WRITTEN REQUEST:
Copy every line with the string "have" in it.

* begin DATA IN THIS EXERCISE *

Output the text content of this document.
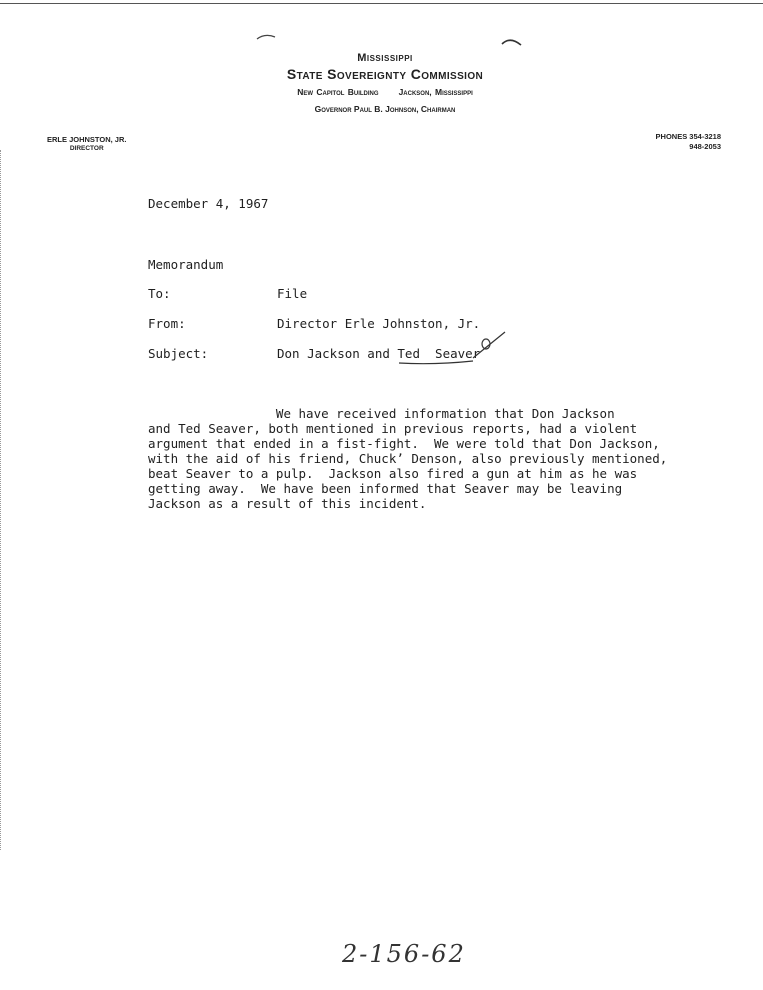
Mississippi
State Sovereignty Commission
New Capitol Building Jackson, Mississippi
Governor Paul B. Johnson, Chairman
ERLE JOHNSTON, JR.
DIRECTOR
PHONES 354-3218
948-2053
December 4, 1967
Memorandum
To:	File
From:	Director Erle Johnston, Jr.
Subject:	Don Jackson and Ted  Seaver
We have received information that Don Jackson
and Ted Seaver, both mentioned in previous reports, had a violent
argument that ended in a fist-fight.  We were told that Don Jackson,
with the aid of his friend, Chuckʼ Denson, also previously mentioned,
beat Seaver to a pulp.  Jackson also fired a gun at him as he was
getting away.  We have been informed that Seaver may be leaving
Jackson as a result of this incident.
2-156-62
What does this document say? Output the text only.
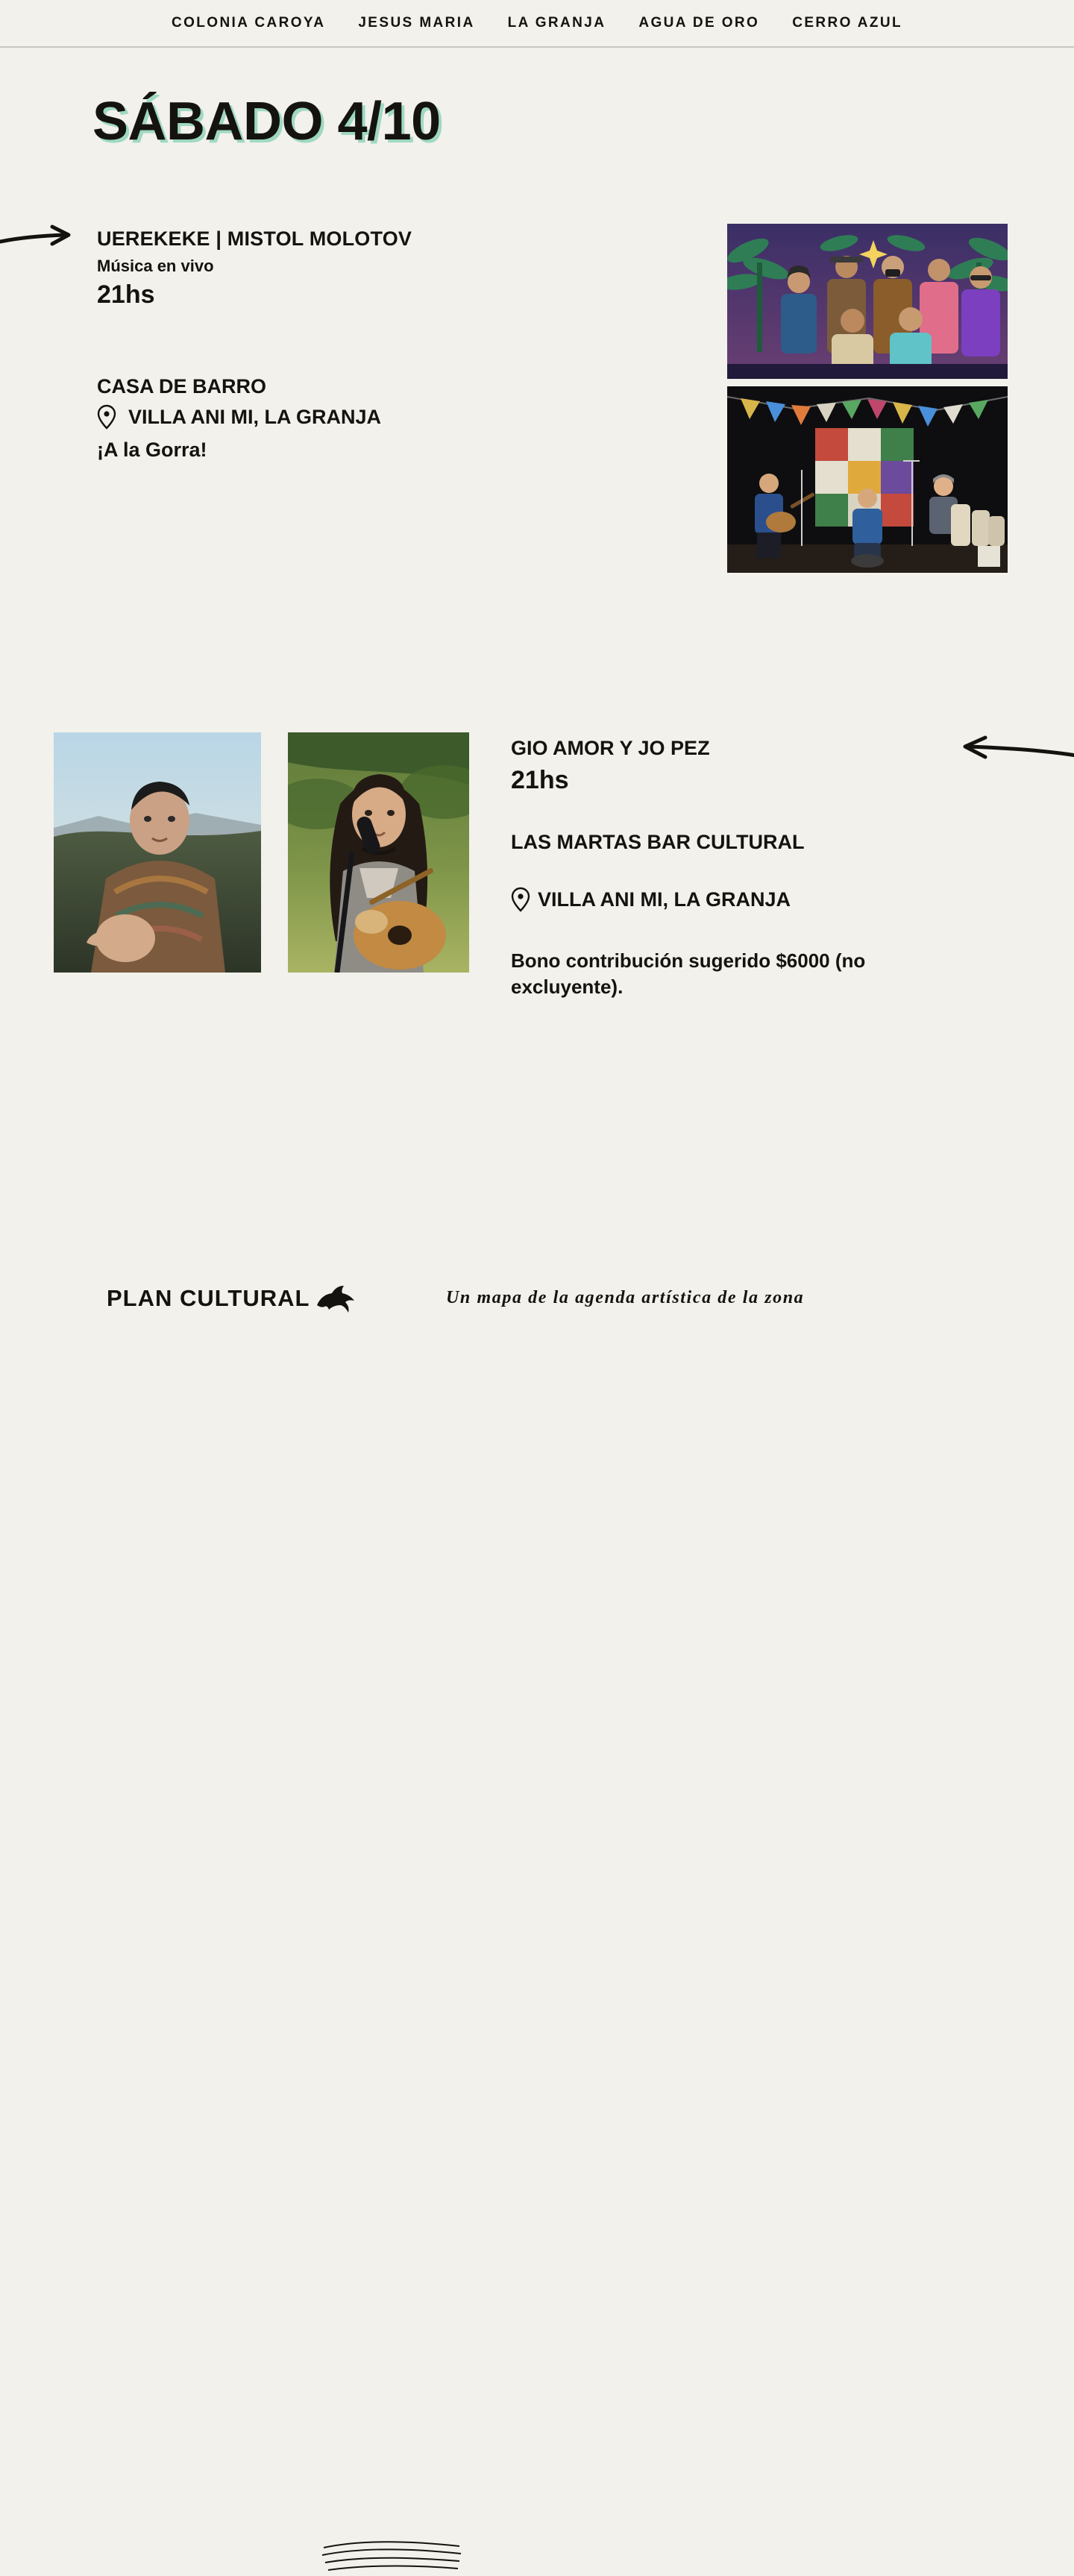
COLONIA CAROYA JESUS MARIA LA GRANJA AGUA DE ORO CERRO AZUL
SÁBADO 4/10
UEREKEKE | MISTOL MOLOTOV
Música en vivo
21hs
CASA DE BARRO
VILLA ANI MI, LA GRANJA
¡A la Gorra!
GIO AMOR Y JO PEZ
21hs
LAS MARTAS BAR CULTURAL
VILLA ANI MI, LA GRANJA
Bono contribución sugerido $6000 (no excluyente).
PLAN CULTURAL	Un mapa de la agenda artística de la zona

* end DATA IN THIS EXERCISE *

SOLUTION TO THIS TASK:
We have received information that Don Jackson
getting away.  We have been informed that Seaver may be leaving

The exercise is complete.